• [SET EXERCISE]: Reproduce the review of the final season of How I Met Your Mother below word for word, in full.

Carter Bays and Craig Thomas have annoyed me for the last four years as show runners and head writers of How I Met Your Mother. A once clever series devolved into a convoluted mess with each renewal and 24 episode cycle. The characters, once lovable, became increasingly loathsome. The structure of the series, a mix of flash-backs and flash-forwards woven in with the present, allowed for really creative storytelling in the early seasons, but the structure became a crutch for the series. The storytelling got lazier, and the characters were broad caricatures of what they once were. I've enjoyed each successive season of HIMYM less than the previous one.
Season 9, the final season of How I Met Your Mother, opens with Ted and Lily on the road to Farhampton for the wedding. A relatively easy drive to Long Island is disrupted by Ted's penchant for long and unnecessary detours. Lily demands he let her out at the train station, after she bangs her head in the car in hopes of knocking herself out. In that moment, I've never related more to a character during the entire run of the series. The opening scene's very meta, of course. A later conversation between Lily and the mother frames Ted's behavioral quirks as charming. The future mother loves what annoys Lily about Ted. So it follows Bays and Thomas must be charming for their seemingly never-ending story about how one guy meets his wife, the mother of his children. I've gotta side with Lily here. I should've gotten out of the car years ago.

[Element boundary rows]
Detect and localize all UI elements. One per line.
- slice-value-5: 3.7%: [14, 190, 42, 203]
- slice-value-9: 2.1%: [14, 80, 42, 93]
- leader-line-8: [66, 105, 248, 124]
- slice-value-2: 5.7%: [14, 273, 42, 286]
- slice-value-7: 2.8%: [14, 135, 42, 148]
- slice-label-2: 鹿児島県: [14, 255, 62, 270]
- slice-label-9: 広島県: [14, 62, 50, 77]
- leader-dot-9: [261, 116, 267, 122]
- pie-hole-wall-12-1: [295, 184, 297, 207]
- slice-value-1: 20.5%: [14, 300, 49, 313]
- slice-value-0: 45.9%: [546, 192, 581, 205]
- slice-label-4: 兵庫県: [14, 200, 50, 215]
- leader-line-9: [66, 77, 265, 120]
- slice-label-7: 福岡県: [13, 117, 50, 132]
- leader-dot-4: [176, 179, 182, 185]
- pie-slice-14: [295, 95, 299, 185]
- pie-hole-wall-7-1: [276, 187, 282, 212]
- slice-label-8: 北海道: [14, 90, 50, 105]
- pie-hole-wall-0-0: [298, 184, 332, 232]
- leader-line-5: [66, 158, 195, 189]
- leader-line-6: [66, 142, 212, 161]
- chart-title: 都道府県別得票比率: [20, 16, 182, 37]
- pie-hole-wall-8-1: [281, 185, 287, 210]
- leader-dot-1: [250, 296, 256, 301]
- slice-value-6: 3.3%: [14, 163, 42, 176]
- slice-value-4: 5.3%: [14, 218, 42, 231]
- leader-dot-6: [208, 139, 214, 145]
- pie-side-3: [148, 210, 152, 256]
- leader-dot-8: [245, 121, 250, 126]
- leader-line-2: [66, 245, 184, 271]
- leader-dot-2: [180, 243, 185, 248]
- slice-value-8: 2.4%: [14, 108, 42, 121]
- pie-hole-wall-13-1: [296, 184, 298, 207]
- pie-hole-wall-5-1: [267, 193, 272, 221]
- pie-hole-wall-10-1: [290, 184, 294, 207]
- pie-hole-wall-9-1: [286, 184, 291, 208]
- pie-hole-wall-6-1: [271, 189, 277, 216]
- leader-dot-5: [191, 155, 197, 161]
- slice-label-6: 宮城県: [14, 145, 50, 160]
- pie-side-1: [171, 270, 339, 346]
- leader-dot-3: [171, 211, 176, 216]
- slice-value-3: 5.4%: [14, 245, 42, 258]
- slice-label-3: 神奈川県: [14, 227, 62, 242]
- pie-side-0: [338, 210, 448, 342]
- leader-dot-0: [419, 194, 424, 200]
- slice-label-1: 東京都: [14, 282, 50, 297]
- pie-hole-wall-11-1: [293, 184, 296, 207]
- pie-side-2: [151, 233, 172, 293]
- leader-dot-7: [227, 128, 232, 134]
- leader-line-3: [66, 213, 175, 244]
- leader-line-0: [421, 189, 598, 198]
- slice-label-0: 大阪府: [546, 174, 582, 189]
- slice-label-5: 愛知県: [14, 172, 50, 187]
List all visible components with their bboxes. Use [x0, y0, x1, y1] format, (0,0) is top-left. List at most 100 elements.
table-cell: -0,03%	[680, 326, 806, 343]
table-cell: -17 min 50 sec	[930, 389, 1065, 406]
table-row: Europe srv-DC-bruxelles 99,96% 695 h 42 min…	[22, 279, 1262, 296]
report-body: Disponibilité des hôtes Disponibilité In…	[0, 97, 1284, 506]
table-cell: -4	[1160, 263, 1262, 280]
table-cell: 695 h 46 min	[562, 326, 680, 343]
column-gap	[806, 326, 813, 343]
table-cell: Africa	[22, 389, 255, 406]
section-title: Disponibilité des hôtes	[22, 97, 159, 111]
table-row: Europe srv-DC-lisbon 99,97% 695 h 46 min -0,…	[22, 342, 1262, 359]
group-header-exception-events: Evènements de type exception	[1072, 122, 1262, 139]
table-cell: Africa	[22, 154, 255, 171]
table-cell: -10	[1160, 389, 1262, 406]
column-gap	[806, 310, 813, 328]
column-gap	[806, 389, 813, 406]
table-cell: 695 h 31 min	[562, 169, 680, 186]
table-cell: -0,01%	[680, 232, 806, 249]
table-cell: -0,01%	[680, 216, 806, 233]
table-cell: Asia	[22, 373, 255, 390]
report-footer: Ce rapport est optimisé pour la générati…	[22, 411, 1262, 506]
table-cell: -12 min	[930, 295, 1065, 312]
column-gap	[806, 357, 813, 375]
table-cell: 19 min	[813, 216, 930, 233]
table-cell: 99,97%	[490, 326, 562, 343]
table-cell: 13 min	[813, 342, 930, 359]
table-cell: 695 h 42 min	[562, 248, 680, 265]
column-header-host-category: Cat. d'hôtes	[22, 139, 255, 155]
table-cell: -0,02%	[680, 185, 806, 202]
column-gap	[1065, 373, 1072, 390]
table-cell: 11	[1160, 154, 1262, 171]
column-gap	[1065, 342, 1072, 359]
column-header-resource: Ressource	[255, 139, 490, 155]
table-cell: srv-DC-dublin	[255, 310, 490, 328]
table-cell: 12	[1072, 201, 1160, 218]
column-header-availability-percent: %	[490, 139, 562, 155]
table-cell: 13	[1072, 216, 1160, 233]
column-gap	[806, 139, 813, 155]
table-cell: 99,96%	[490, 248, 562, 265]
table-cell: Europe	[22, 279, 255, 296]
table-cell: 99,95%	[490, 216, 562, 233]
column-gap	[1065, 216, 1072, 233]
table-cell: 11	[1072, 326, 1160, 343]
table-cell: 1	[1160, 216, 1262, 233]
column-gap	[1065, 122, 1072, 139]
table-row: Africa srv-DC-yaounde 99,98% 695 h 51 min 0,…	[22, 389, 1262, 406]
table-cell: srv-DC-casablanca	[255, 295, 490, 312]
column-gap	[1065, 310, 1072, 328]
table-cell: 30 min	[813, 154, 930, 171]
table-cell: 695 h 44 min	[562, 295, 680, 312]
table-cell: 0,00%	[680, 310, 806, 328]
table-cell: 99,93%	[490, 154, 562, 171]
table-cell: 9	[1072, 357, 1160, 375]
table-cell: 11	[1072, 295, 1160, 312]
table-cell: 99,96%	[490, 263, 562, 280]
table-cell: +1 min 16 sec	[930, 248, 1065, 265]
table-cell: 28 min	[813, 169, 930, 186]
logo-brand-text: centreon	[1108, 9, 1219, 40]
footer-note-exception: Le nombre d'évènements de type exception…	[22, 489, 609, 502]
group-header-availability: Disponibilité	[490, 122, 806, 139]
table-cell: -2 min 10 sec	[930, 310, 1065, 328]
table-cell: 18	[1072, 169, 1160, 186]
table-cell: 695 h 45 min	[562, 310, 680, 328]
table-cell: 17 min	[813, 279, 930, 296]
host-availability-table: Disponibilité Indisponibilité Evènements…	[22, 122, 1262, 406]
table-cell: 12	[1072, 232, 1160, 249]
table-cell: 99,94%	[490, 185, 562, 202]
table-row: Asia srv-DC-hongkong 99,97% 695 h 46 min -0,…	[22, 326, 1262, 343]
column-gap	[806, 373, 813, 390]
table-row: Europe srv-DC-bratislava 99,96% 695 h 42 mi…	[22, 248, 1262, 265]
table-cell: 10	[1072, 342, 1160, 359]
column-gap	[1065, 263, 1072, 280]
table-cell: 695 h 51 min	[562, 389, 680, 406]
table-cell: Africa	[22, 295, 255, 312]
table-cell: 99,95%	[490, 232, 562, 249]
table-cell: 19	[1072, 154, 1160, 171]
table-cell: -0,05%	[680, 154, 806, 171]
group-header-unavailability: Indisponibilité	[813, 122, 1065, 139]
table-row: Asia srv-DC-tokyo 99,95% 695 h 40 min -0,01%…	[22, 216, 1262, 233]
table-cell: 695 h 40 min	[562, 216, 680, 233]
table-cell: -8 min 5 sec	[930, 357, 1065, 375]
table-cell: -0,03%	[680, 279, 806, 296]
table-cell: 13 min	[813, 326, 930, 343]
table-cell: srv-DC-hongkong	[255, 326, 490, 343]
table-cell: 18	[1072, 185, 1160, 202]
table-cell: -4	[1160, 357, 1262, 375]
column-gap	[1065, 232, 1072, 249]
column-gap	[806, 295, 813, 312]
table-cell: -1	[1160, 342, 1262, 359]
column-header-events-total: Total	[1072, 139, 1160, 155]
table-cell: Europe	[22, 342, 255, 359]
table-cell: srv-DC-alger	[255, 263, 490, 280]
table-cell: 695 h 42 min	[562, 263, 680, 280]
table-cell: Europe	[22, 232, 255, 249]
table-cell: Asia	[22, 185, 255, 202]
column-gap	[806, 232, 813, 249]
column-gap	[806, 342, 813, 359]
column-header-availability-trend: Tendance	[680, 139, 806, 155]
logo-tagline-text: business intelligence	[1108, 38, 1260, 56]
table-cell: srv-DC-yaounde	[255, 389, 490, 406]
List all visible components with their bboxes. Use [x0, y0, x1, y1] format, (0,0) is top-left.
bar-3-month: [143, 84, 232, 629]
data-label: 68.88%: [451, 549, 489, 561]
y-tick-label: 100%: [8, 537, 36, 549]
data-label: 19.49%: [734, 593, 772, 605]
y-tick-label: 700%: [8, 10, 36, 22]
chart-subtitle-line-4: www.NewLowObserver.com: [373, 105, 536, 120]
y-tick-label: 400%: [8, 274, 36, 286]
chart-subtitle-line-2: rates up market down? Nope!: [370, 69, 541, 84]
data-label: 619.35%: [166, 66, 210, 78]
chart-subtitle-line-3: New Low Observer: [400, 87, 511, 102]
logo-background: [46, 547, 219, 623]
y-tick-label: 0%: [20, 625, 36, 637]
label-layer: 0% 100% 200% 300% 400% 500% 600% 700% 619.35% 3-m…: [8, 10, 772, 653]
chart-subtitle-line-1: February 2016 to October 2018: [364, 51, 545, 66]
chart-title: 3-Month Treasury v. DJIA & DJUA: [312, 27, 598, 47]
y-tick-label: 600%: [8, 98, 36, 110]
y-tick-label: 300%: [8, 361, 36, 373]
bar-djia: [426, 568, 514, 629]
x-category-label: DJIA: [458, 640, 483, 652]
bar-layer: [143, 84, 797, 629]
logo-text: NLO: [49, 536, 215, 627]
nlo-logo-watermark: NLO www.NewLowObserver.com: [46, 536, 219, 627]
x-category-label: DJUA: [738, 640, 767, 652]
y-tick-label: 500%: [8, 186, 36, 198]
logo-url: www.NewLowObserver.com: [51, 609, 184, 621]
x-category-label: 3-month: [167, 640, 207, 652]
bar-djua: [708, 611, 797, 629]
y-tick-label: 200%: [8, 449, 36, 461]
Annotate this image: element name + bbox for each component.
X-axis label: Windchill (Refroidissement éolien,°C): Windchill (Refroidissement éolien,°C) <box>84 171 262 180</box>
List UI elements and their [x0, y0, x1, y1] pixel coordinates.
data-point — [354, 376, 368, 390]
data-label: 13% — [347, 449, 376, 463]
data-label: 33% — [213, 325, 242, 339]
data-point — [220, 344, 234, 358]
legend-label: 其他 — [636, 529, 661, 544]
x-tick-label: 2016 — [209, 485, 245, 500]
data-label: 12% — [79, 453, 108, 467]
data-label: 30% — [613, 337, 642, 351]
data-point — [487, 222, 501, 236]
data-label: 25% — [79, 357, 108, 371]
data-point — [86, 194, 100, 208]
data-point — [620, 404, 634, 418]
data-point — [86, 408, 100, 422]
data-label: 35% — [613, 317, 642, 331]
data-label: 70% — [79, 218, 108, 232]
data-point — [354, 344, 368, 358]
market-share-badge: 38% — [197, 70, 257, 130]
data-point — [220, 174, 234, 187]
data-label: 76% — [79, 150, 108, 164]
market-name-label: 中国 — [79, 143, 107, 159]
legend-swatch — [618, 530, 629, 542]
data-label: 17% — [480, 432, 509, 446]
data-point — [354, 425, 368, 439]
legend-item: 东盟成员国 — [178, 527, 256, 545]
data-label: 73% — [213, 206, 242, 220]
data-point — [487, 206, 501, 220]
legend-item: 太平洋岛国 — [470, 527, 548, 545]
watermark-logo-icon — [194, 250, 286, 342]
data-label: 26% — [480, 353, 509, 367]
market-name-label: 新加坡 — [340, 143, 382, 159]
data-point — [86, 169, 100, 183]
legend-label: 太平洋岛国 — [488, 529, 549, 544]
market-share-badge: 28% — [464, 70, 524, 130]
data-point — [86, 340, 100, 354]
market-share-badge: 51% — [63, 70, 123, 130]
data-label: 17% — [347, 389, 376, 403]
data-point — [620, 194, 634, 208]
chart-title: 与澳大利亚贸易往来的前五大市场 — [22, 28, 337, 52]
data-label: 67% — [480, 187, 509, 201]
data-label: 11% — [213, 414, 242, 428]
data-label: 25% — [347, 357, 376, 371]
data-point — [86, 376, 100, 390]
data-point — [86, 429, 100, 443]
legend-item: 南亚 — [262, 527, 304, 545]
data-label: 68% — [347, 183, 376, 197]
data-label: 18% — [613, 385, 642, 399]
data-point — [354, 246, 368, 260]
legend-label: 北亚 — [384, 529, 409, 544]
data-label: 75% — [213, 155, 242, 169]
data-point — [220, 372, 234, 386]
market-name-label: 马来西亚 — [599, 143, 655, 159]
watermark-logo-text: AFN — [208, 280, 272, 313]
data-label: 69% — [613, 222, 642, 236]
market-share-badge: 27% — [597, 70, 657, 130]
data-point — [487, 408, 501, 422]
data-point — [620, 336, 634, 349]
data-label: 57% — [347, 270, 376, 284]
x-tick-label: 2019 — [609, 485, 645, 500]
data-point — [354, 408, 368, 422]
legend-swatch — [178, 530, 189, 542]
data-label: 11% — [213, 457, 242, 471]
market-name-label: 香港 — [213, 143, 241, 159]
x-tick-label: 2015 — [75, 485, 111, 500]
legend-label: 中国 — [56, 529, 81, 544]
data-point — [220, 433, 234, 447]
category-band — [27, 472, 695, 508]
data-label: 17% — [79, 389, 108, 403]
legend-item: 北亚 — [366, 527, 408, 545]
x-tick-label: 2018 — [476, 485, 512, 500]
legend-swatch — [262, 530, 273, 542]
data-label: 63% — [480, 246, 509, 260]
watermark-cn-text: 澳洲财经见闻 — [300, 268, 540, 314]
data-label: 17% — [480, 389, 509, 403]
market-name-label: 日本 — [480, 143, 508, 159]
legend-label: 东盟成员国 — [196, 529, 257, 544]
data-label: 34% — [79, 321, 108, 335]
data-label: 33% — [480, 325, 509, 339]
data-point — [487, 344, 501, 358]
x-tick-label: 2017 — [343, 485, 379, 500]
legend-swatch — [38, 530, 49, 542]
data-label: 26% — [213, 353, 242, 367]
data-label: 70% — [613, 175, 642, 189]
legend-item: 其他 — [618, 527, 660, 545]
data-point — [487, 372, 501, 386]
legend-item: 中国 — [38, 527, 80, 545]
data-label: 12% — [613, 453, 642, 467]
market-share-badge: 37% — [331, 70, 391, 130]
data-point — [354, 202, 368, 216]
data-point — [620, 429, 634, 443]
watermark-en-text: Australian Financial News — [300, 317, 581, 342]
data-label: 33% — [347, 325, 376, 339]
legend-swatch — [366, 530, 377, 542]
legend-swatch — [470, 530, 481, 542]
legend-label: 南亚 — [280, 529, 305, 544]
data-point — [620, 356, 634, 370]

• [ANSWER TO THE TASK]:
Carter Bays and Craig Thomas have annoyed me for the last four years as show runners and head writers of How I Met Your Mother. A once clever series devolved into a convoluted mess with each renewal and 24 episode cycle. The characters, once lovable, became increasingly loathsome. The structure of the series, a mix of flash-backs and flash-forwards woven in with the present, allowed for really creative storytelling in the early seasons, but the structure became a crutch for the series. The storytelling got lazier, and the characters were broad caricatures of what they once were. I've enjoyed each successive season of HIMYM less than the previous one.
Season 9, the final season of How I Met Your Mother, opens with Ted and Lily on the road to Farhampton for the wedding. A relatively easy drive to Long Island is disrupted by Ted's penchant for long and unnecessary detours. Lily demands he let her out at the train station, after she bangs her head in the car in hopes of knocking herself out. In that moment, I've never related more to a character during the entire run of the series. The opening scene's very meta, of course. A later conversation between Lily and the mother frames Ted's behavioral quirks as charming. The future mother loves what annoys Lily about Ted. So it follows Bays and Thomas must be charming for their seemingly never-ending story about how one guy meets his wife, the mother of his children. I've gotta side with Lily here. I should've gotten out of the car years ago.